* [Task prompt]:
Only the number is wanted: how many lines contain "Документы"?
---------------
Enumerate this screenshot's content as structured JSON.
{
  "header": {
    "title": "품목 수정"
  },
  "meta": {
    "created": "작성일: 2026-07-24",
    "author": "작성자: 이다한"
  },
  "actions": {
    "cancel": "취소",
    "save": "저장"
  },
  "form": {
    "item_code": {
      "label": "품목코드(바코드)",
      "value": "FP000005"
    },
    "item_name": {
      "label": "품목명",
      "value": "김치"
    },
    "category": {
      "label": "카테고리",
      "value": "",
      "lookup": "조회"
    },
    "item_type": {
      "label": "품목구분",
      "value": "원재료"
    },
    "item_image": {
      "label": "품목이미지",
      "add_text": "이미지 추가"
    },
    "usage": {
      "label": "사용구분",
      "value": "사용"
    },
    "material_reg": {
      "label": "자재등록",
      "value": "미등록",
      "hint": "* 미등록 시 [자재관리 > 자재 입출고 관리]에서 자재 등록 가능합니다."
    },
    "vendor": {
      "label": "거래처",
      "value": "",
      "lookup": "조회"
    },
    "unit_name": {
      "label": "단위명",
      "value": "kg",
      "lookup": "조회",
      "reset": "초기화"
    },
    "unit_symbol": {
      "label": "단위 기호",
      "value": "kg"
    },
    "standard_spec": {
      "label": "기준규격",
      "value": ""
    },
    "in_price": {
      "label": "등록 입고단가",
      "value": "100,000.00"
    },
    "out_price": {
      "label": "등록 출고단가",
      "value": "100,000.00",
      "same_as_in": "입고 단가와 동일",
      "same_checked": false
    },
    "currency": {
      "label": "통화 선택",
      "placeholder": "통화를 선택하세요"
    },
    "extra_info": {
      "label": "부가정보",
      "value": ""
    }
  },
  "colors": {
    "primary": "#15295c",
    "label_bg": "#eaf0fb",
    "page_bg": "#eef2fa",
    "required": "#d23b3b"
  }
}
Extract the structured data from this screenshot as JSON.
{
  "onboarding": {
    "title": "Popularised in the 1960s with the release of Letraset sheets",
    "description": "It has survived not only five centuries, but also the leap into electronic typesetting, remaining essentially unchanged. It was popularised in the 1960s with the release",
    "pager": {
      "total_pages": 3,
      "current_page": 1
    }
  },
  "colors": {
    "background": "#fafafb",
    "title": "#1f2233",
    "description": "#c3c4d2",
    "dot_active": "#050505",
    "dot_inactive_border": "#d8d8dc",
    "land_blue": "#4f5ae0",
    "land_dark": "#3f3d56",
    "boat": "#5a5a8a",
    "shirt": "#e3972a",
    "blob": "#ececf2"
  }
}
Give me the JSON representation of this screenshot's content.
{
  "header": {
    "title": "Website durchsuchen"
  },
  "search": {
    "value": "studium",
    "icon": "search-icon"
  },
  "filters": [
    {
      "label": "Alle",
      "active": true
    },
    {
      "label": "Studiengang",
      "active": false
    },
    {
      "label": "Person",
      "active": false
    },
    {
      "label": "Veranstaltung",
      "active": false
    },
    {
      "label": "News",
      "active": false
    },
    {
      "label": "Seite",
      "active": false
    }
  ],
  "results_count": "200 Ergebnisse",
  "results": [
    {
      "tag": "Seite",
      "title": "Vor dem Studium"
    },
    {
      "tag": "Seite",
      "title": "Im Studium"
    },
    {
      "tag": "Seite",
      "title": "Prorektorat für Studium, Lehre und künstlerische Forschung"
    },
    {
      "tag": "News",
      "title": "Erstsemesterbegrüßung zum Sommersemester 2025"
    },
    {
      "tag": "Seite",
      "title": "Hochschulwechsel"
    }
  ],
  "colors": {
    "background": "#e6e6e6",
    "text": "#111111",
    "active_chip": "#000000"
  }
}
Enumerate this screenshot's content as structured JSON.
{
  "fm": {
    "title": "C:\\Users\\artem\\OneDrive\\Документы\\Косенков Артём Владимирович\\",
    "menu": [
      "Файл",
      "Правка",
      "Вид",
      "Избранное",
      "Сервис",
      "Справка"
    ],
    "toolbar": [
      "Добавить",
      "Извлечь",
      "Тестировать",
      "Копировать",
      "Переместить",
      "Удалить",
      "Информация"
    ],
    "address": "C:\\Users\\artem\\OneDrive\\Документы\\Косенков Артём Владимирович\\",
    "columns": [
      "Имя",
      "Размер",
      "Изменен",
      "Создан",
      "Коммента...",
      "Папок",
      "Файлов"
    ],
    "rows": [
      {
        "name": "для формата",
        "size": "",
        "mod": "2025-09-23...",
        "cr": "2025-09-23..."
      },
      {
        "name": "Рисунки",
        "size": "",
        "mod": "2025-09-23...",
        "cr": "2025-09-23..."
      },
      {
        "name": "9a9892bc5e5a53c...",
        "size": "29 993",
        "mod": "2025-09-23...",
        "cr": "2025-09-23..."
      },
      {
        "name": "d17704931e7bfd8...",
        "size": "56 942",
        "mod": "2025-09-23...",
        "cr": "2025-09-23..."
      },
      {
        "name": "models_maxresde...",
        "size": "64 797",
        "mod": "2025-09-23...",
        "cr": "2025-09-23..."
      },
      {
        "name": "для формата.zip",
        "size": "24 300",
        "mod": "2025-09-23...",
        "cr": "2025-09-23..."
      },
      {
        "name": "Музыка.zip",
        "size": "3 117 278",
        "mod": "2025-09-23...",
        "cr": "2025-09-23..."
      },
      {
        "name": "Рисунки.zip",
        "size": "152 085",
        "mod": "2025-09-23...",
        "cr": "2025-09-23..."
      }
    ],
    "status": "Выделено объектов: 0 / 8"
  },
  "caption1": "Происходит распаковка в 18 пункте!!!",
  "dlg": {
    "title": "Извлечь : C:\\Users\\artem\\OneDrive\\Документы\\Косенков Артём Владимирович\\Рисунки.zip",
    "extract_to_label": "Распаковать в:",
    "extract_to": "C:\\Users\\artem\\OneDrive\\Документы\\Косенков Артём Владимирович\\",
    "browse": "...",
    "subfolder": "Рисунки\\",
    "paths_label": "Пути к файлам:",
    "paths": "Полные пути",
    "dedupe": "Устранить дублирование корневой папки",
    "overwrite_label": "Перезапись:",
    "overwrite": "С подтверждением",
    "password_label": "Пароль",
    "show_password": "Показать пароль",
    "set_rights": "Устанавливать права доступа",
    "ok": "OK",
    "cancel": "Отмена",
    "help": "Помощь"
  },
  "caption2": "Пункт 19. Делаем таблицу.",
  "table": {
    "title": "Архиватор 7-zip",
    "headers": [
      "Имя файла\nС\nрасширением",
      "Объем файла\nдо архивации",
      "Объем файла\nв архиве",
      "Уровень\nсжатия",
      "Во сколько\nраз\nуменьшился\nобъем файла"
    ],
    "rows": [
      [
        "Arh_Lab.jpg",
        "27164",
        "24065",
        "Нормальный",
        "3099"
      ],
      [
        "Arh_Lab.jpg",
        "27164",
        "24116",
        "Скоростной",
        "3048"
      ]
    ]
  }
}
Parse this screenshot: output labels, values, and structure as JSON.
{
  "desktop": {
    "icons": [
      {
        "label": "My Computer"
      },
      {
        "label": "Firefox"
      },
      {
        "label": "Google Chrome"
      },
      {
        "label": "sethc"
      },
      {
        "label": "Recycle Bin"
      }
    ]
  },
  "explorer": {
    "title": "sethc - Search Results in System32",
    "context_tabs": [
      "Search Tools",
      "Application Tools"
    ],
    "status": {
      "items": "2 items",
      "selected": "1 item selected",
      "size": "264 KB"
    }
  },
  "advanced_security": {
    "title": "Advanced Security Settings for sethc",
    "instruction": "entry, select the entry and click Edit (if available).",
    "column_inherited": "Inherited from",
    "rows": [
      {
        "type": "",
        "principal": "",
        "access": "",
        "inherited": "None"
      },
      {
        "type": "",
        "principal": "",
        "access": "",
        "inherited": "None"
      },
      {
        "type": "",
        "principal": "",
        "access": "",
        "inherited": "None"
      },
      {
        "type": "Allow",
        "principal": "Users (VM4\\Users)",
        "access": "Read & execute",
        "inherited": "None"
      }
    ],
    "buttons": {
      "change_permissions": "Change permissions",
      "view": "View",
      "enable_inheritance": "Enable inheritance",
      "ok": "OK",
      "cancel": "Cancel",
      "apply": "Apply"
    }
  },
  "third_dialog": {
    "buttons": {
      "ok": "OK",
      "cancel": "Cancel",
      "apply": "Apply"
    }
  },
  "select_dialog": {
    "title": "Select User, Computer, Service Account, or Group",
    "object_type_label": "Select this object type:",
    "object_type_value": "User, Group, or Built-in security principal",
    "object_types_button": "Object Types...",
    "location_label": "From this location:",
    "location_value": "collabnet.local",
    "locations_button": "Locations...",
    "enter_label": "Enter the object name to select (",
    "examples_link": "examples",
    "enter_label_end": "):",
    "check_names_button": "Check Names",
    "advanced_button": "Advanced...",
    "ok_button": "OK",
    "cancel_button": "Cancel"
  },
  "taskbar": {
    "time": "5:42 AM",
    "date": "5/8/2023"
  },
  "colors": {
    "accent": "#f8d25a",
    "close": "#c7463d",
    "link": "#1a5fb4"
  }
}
---------------
* [Output]:
4